# DIRECTION
Here are some records; copy every line that holds the word "granted".

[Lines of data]
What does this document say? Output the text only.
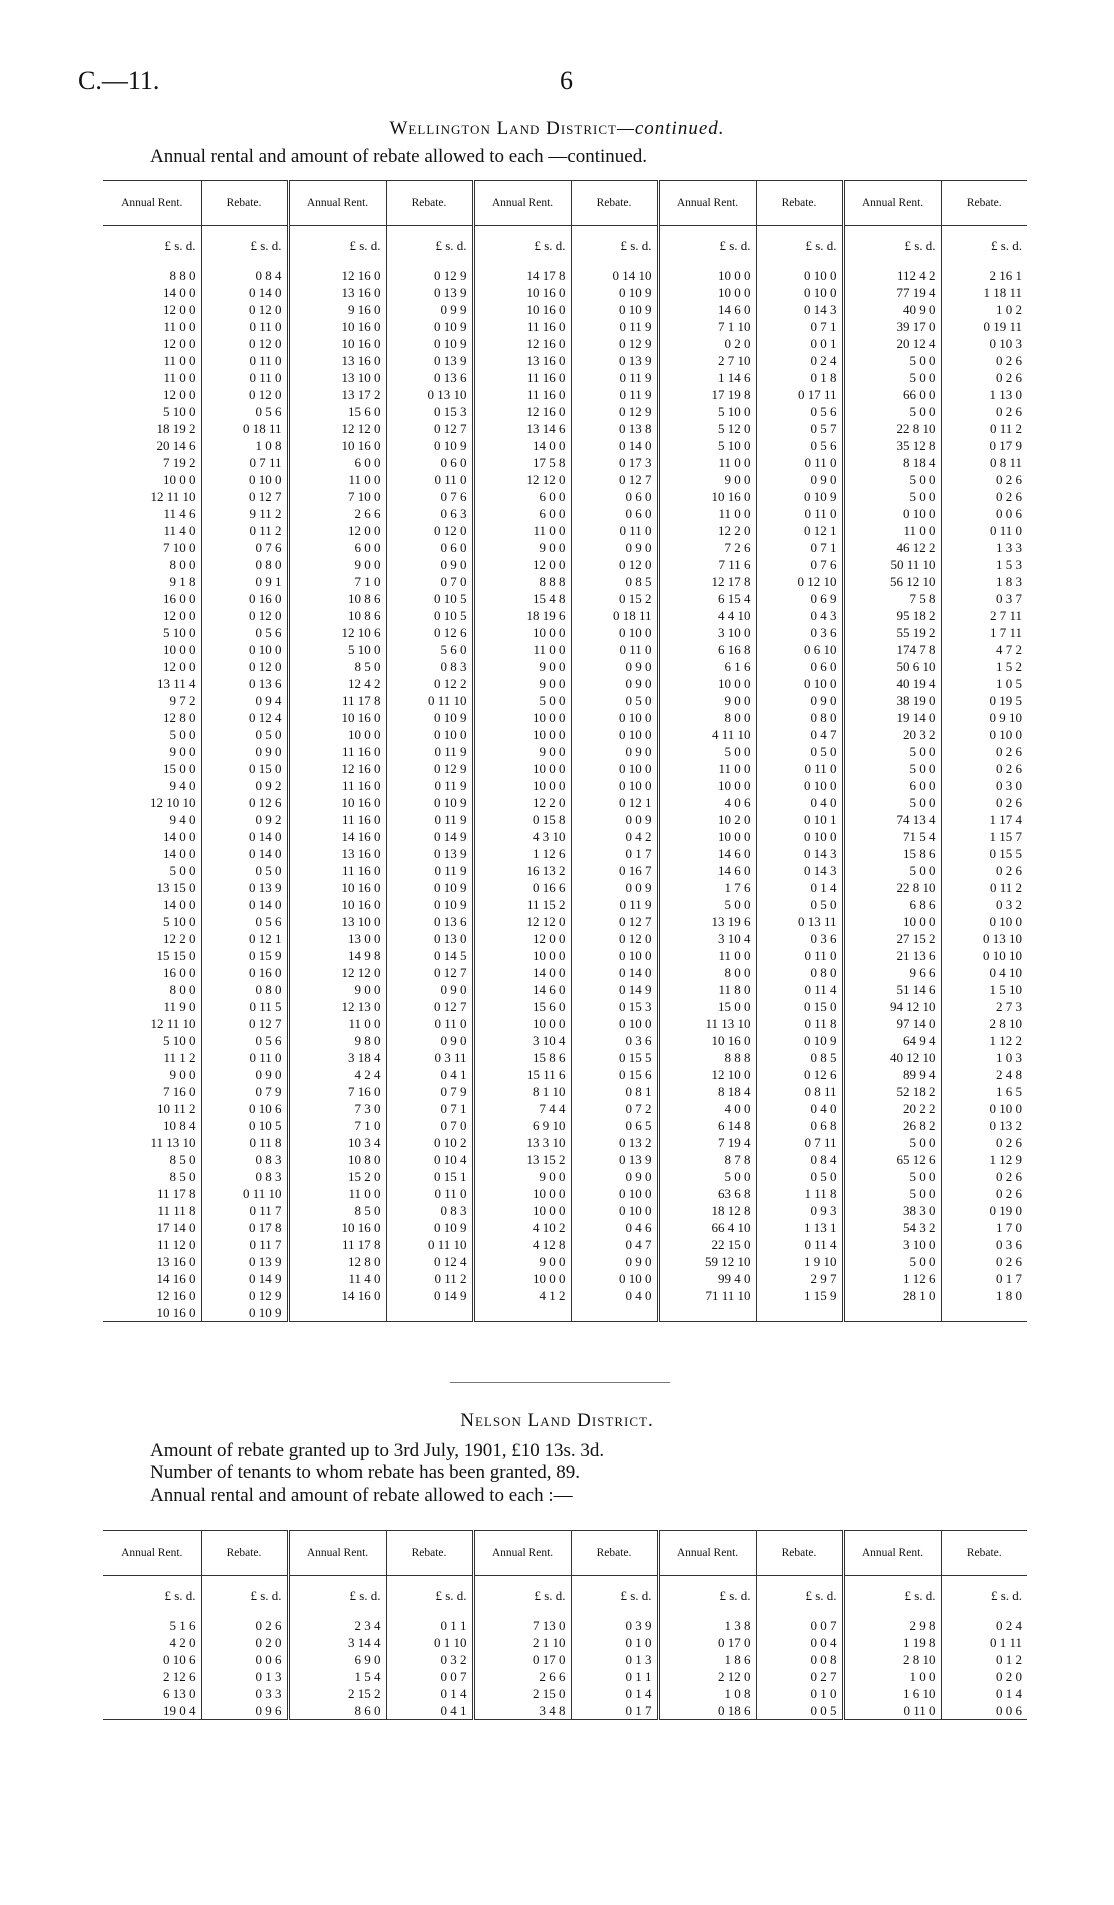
C.—11.	6
Wellington Land District—continued.
Annual rental and amount of rebate allowed to each —continued.
Annual Rent.	Rebate.	Annual Rent.	Rebate.	Annual Rent.	Rebate.	Annual Rent.	Rebate.	Annual Rent.	Rebate.
£ s. d.	£ s. d.	£ s. d.	£ s. d.	£ s. d.	£ s. d.	£ s. d.	£ s. d.	£ s. d.	£ s. d.
8 8 0	0 8 4	12 16 0	0 12 9	14 17 8	0 14 10	10 0 0	0 10 0	112 4 2	2 16 1
14 0 0	0 14 0	13 16 0	0 13 9	10 16 0	0 10 9	10 0 0	0 10 0	77 19 4	1 18 11
12 0 0	0 12 0	9 16 0	0 9 9	10 16 0	0 10 9	14 6 0	0 14 3	40 9 0	1 0 2
11 0 0	0 11 0	10 16 0	0 10 9	11 16 0	0 11 9	7 1 10	0 7 1	39 17 0	0 19 11
12 0 0	0 12 0	10 16 0	0 10 9	12 16 0	0 12 9	0 2 0	0 0 1	20 12 4	0 10 3
11 0 0	0 11 0	13 16 0	0 13 9	13 16 0	0 13 9	2 7 10	0 2 4	5 0 0	0 2 6
11 0 0	0 11 0	13 10 0	0 13 6	11 16 0	0 11 9	1 14 6	0 1 8	5 0 0	0 2 6
12 0 0	0 12 0	13 17 2	0 13 10	11 16 0	0 11 9	17 19 8	0 17 11	66 0 0	1 13 0
5 10 0	0 5 6	15 6 0	0 15 3	12 16 0	0 12 9	5 10 0	0 5 6	5 0 0	0 2 6
18 19 2	0 18 11	12 12 0	0 12 7	13 14 6	0 13 8	5 12 0	0 5 7	22 8 10	0 11 2
20 14 6	1 0 8	10 16 0	0 10 9	14 0 0	0 14 0	5 10 0	0 5 6	35 12 8	0 17 9
7 19 2	0 7 11	6 0 0	0 6 0	17 5 8	0 17 3	11 0 0	0 11 0	8 18 4	0 8 11
10 0 0	0 10 0	11 0 0	0 11 0	12 12 0	0 12 7	9 0 0	0 9 0	5 0 0	0 2 6
12 11 10	0 12 7	7 10 0	0 7 6	6 0 0	0 6 0	10 16 0	0 10 9	5 0 0	0 2 6
11 4 6	9 11 2	2 6 6	0 6 3	6 0 0	0 6 0	11 0 0	0 11 0	0 10 0	0 0 6
11 4 0	0 11 2	12 0 0	0 12 0	11 0 0	0 11 0	12 2 0	0 12 1	11 0 0	0 11 0
7 10 0	0 7 6	6 0 0	0 6 0	9 0 0	0 9 0	7 2 6	0 7 1	46 12 2	1 3 3
8 0 0	0 8 0	9 0 0	0 9 0	12 0 0	0 12 0	7 11 6	0 7 6	50 11 10	1 5 3
9 1 8	0 9 1	7 1 0	0 7 0	8 8 8	0 8 5	12 17 8	0 12 10	56 12 10	1 8 3
16 0 0	0 16 0	10 8 6	0 10 5	15 4 8	0 15 2	6 15 4	0 6 9	7 5 8	0 3 7
12 0 0	0 12 0	10 8 6	0 10 5	18 19 6	0 18 11	4 4 10	0 4 3	95 18 2	2 7 11
5 10 0	0 5 6	12 10 6	0 12 6	10 0 0	0 10 0	3 10 0	0 3 6	55 19 2	1 7 11
10 0 0	0 10 0	5 10 0	5 6 0	11 0 0	0 11 0	6 16 8	0 6 10	174 7 8	4 7 2
12 0 0	0 12 0	8 5 0	0 8 3	9 0 0	0 9 0	6 1 6	0 6 0	50 6 10	1 5 2
13 11 4	0 13 6	12 4 2	0 12 2	9 0 0	0 9 0	10 0 0	0 10 0	40 19 4	1 0 5
9 7 2	0 9 4	11 17 8	0 11 10	5 0 0	0 5 0	9 0 0	0 9 0	38 19 0	0 19 5
12 8 0	0 12 4	10 16 0	0 10 9	10 0 0	0 10 0	8 0 0	0 8 0	19 14 0	0 9 10
5 0 0	0 5 0	10 0 0	0 10 0	10 0 0	0 10 0	4 11 10	0 4 7	20 3 2	0 10 0
9 0 0	0 9 0	11 16 0	0 11 9	9 0 0	0 9 0	5 0 0	0 5 0	5 0 0	0 2 6
15 0 0	0 15 0	12 16 0	0 12 9	10 0 0	0 10 0	11 0 0	0 11 0	5 0 0	0 2 6
9 4 0	0 9 2	11 16 0	0 11 9	10 0 0	0 10 0	10 0 0	0 10 0	6 0 0	0 3 0
12 10 10	0 12 6	10 16 0	0 10 9	12 2 0	0 12 1	4 0 6	0 4 0	5 0 0	0 2 6
9 4 0	0 9 2	11 16 0	0 11 9	0 15 8	0 0 9	10 2 0	0 10 1	74 13 4	1 17 4
14 0 0	0 14 0	14 16 0	0 14 9	4 3 10	0 4 2	10 0 0	0 10 0	71 5 4	1 15 7
14 0 0	0 14 0	13 16 0	0 13 9	1 12 6	0 1 7	14 6 0	0 14 3	15 8 6	0 15 5
5 0 0	0 5 0	11 16 0	0 11 9	16 13 2	0 16 7	14 6 0	0 14 3	5 0 0	0 2 6
13 15 0	0 13 9	10 16 0	0 10 9	0 16 6	0 0 9	1 7 6	0 1 4	22 8 10	0 11 2
14 0 0	0 14 0	10 16 0	0 10 9	11 15 2	0 11 9	5 0 0	0 5 0	6 8 6	0 3 2
5 10 0	0 5 6	13 10 0	0 13 6	12 12 0	0 12 7	13 19 6	0 13 11	10 0 0	0 10 0
12 2 0	0 12 1	13 0 0	0 13 0	12 0 0	0 12 0	3 10 4	0 3 6	27 15 2	0 13 10
15 15 0	0 15 9	14 9 8	0 14 5	10 0 0	0 10 0	11 0 0	0 11 0	21 13 6	0 10 10
16 0 0	0 16 0	12 12 0	0 12 7	14 0 0	0 14 0	8 0 0	0 8 0	9 6 6	0 4 10
8 0 0	0 8 0	9 0 0	0 9 0	14 6 0	0 14 9	11 8 0	0 11 4	51 14 6	1 5 10
11 9 0	0 11 5	12 13 0	0 12 7	15 6 0	0 15 3	15 0 0	0 15 0	94 12 10	2 7 3
12 11 10	0 12 7	11 0 0	0 11 0	10 0 0	0 10 0	11 13 10	0 11 8	97 14 0	2 8 10
5 10 0	0 5 6	9 8 0	0 9 0	3 10 4	0 3 6	10 16 0	0 10 9	64 9 4	1 12 2
11 1 2	0 11 0	3 18 4	0 3 11	15 8 6	0 15 5	8 8 8	0 8 5	40 12 10	1 0 3
9 0 0	0 9 0	4 2 4	0 4 1	15 11 6	0 15 6	12 10 0	0 12 6	89 9 4	2 4 8
7 16 0	0 7 9	7 16 0	0 7 9	8 1 10	0 8 1	8 18 4	0 8 11	52 18 2	1 6 5
10 11 2	0 10 6	7 3 0	0 7 1	7 4 4	0 7 2	4 0 0	0 4 0	20 2 2	0 10 0
10 8 4	0 10 5	7 1 0	0 7 0	6 9 10	0 6 5	6 14 8	0 6 8	26 8 2	0 13 2
11 13 10	0 11 8	10 3 4	0 10 2	13 3 10	0 13 2	7 19 4	0 7 11	5 0 0	0 2 6
8 5 0	0 8 3	10 8 0	0 10 4	13 15 2	0 13 9	8 7 8	0 8 4	65 12 6	1 12 9
8 5 0	0 8 3	15 2 0	0 15 1	9 0 0	0 9 0	5 0 0	0 5 0	5 0 0	0 2 6
11 17 8	0 11 10	11 0 0	0 11 0	10 0 0	0 10 0	63 6 8	1 11 8	5 0 0	0 2 6
11 11 8	0 11 7	8 5 0	0 8 3	10 0 0	0 10 0	18 12 8	0 9 3	38 3 0	0 19 0
17 14 0	0 17 8	10 16 0	0 10 9	4 10 2	0 4 6	66 4 10	1 13 1	54 3 2	1 7 0
11 12 0	0 11 7	11 17 8	0 11 10	4 12 8	0 4 7	22 15 0	0 11 4	3 10 0	0 3 6
13 16 0	0 13 9	12 8 0	0 12 4	9 0 0	0 9 0	59 12 10	1 9 10	5 0 0	0 2 6
14 16 0	0 14 9	11 4 0	0 11 2	10 0 0	0 10 0	99 4 0	2 9 7	1 12 6	0 1 7
12 16 0	0 12 9	14 16 0	0 14 9	4 1 2	0 4 0	71 11 10	1 15 9	28 1 0	1 8 0
10 16 0	0 10 9								
Nelson Land District.
Amount of rebate granted up to 3rd July, 1901, £10 13s. 3d.
Number of tenants to whom rebate has been granted, 89.
Annual rental and amount of rebate allowed to each :—
Annual Rent.	Rebate.	Annual Rent.	Rebate.	Annual Rent.	Rebate.	Annual Rent.	Rebate.	Annual Rent.	Rebate.
£ s. d.	£ s. d.	£ s. d.	£ s. d.	£ s. d.	£ s. d.	£ s. d.	£ s. d.	£ s. d.	£ s. d.
5 1 6	0 2 6	2 3 4	0 1 1	7 13 0	0 3 9	1 3 8	0 0 7	2 9 8	0 2 4
4 2 0	0 2 0	3 14 4	0 1 10	2 1 10	0 1 0	0 17 0	0 0 4	1 19 8	0 1 11
0 10 6	0 0 6	6 9 0	0 3 2	0 17 0	0 1 3	1 8 6	0 0 8	2 8 10	0 1 2
2 12 6	0 1 3	1 5 4	0 0 7	2 6 6	0 1 1	2 12 0	0 2 7	1 0 0	0 2 0
6 13 0	0 3 3	2 15 2	0 1 4	2 15 0	0 1 4	1 0 8	0 1 0	1 6 10	0 1 4
19 0 4	0 9 6	8 6 0	0 4 1	3 4 8	0 1 7	0 18 6	0 0 5	0 11 0	0 0 6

# RESULT OF THE EXERCISE
Amount of rebate granted up to 3rd July, 1901, £10 13s. 3d.
Number of tenants to whom rebate has been granted, 89.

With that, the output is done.